Entries from a dataset:
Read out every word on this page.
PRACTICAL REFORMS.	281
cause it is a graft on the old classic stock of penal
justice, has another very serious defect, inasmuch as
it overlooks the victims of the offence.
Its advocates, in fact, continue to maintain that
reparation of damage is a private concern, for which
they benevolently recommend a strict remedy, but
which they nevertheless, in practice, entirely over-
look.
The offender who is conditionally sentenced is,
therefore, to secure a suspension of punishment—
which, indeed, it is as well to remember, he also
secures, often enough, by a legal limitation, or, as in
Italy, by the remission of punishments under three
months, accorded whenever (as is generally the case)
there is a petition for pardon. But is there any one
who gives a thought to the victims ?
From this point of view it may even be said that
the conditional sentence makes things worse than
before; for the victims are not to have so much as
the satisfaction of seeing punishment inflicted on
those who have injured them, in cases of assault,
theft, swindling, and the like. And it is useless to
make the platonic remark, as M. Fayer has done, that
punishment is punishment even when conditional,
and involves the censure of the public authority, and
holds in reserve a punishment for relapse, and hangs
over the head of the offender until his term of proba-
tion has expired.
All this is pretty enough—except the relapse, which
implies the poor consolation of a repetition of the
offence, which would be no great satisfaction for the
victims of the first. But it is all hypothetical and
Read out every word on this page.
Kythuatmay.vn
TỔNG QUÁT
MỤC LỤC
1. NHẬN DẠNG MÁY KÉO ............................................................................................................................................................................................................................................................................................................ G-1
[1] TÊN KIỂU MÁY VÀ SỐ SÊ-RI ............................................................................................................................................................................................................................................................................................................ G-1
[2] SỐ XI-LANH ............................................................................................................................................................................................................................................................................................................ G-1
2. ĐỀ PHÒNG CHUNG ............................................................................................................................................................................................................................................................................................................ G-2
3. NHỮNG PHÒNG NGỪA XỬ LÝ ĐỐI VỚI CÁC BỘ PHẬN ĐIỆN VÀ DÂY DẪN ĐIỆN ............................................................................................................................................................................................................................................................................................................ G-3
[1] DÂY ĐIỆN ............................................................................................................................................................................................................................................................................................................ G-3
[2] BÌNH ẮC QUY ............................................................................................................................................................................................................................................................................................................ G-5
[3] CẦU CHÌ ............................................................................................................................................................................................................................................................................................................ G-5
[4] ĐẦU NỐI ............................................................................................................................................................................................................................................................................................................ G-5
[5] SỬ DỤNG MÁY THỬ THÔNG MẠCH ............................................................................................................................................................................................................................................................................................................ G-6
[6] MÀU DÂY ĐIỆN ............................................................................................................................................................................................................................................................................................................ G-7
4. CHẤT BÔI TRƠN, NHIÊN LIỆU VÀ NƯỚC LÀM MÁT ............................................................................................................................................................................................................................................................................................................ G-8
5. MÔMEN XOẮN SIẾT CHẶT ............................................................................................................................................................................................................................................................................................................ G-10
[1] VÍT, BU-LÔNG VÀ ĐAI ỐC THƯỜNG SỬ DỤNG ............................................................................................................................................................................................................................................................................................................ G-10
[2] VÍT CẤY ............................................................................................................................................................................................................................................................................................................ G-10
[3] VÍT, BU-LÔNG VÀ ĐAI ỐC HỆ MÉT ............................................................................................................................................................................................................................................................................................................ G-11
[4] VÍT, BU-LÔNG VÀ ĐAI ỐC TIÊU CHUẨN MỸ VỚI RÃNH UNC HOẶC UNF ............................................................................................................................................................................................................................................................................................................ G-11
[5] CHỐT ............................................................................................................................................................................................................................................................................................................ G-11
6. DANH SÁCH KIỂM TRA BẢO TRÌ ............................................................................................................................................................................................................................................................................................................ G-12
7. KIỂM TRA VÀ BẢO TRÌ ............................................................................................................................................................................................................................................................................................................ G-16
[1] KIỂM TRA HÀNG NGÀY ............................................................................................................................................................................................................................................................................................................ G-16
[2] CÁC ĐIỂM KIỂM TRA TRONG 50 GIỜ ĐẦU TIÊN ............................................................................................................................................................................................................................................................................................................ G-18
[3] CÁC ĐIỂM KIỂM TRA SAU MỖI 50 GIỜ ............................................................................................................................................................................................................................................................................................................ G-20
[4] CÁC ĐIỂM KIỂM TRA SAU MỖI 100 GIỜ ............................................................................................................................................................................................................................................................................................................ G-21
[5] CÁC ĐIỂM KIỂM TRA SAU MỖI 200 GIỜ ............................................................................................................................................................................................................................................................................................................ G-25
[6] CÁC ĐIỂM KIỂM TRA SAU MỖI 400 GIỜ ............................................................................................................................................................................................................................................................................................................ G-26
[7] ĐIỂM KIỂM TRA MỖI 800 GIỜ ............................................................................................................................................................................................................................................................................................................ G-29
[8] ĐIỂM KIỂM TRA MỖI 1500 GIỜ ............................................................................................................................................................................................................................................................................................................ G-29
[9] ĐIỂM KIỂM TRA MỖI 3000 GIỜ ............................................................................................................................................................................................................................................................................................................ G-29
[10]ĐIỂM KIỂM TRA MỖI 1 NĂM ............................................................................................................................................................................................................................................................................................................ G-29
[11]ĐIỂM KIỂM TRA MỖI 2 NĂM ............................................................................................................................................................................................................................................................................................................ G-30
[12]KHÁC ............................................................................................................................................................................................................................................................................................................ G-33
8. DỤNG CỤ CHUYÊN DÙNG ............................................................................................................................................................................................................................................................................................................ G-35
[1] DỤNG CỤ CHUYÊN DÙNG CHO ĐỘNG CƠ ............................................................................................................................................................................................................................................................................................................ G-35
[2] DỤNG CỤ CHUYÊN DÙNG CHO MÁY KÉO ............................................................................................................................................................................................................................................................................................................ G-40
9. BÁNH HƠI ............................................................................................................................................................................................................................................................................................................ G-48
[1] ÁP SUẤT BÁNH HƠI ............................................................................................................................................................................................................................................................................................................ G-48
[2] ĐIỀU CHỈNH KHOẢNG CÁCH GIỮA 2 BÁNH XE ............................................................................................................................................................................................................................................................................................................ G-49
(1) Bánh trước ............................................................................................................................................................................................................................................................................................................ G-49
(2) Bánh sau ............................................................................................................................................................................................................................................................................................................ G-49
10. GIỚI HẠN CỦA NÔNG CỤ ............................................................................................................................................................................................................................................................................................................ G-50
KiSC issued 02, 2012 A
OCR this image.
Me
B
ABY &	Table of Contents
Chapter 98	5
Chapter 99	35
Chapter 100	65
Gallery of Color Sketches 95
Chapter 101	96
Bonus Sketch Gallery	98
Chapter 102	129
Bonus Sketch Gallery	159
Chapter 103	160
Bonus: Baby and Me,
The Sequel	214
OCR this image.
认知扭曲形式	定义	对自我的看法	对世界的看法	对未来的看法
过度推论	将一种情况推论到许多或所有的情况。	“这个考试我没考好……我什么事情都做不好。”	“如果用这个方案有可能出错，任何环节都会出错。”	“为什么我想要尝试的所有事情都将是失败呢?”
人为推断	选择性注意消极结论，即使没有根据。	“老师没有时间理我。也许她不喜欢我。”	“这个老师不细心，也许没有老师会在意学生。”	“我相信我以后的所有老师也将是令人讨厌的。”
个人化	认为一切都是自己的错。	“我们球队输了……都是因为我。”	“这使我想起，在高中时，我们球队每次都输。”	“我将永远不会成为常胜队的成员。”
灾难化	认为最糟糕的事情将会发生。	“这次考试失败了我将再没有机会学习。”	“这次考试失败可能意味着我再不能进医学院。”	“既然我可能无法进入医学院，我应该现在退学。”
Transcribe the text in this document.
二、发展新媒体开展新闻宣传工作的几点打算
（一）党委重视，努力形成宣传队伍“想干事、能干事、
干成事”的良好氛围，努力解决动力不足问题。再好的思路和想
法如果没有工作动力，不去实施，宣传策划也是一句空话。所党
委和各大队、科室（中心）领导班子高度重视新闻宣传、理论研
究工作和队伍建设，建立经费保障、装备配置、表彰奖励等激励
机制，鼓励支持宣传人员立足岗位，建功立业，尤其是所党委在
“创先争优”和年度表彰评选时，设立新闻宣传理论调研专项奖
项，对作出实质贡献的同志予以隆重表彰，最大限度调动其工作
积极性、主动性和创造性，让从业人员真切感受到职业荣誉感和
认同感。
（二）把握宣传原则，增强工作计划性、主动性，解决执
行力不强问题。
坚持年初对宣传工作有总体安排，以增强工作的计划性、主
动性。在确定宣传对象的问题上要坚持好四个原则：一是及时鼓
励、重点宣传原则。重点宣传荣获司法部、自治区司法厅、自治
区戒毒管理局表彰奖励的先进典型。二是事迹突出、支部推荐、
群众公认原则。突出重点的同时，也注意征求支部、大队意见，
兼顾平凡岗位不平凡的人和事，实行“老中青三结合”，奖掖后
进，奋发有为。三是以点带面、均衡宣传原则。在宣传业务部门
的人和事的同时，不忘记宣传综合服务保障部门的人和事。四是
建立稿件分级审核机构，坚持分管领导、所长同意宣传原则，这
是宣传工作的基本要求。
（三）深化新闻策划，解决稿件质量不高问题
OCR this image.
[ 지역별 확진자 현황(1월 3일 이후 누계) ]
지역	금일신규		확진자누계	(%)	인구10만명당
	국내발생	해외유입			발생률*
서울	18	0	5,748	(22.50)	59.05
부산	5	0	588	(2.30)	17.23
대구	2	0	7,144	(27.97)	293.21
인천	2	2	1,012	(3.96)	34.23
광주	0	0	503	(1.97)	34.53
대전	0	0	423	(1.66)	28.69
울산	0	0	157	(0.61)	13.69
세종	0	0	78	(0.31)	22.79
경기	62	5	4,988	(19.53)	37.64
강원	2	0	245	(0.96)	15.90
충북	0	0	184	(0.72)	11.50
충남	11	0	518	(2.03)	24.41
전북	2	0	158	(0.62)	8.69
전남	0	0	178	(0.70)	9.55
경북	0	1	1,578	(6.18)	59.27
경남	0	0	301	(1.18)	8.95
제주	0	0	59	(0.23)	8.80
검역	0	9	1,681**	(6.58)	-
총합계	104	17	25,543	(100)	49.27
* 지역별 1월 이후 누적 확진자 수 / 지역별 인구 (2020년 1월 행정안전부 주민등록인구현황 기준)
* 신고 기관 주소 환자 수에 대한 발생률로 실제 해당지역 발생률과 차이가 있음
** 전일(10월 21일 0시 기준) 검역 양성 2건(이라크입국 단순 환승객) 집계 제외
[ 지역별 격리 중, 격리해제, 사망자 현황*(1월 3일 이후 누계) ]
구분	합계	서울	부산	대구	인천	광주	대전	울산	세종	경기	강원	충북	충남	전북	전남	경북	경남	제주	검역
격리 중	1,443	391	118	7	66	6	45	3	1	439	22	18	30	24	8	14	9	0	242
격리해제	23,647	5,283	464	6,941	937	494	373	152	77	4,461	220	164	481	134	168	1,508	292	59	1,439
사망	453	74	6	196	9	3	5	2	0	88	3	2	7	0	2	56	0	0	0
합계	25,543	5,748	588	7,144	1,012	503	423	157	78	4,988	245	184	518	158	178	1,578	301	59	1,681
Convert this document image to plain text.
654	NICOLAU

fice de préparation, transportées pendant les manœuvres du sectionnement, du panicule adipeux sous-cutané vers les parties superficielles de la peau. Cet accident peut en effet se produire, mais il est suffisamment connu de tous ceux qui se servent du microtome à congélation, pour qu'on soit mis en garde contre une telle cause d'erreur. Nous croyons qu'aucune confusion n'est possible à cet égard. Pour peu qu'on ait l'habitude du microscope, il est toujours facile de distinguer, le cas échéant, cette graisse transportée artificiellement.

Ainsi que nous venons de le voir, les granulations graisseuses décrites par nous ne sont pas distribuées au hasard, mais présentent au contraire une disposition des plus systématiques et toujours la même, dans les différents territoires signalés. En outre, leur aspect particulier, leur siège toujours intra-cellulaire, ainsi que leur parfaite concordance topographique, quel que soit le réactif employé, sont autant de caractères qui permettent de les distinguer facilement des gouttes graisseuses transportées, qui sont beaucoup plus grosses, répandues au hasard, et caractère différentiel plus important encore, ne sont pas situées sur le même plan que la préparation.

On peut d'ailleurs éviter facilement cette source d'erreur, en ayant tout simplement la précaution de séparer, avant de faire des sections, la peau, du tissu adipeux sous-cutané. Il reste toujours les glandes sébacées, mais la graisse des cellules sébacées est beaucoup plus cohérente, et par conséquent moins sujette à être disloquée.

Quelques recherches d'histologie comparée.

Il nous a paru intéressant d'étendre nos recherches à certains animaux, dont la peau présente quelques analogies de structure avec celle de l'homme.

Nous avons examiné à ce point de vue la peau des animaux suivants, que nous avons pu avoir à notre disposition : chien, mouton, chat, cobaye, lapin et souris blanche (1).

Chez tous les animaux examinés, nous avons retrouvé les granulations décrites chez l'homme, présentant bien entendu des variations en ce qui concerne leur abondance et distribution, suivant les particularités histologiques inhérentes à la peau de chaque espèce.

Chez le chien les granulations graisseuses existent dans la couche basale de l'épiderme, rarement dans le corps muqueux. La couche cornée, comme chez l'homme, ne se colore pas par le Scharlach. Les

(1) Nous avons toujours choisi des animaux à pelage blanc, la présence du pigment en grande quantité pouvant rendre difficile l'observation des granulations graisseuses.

▶ WHAT YOU ARE ASKED TO DO: The required answer is a single number: the count of lines in the entries that hold the string "point".

▶ EXERCISE OUTPUT: 2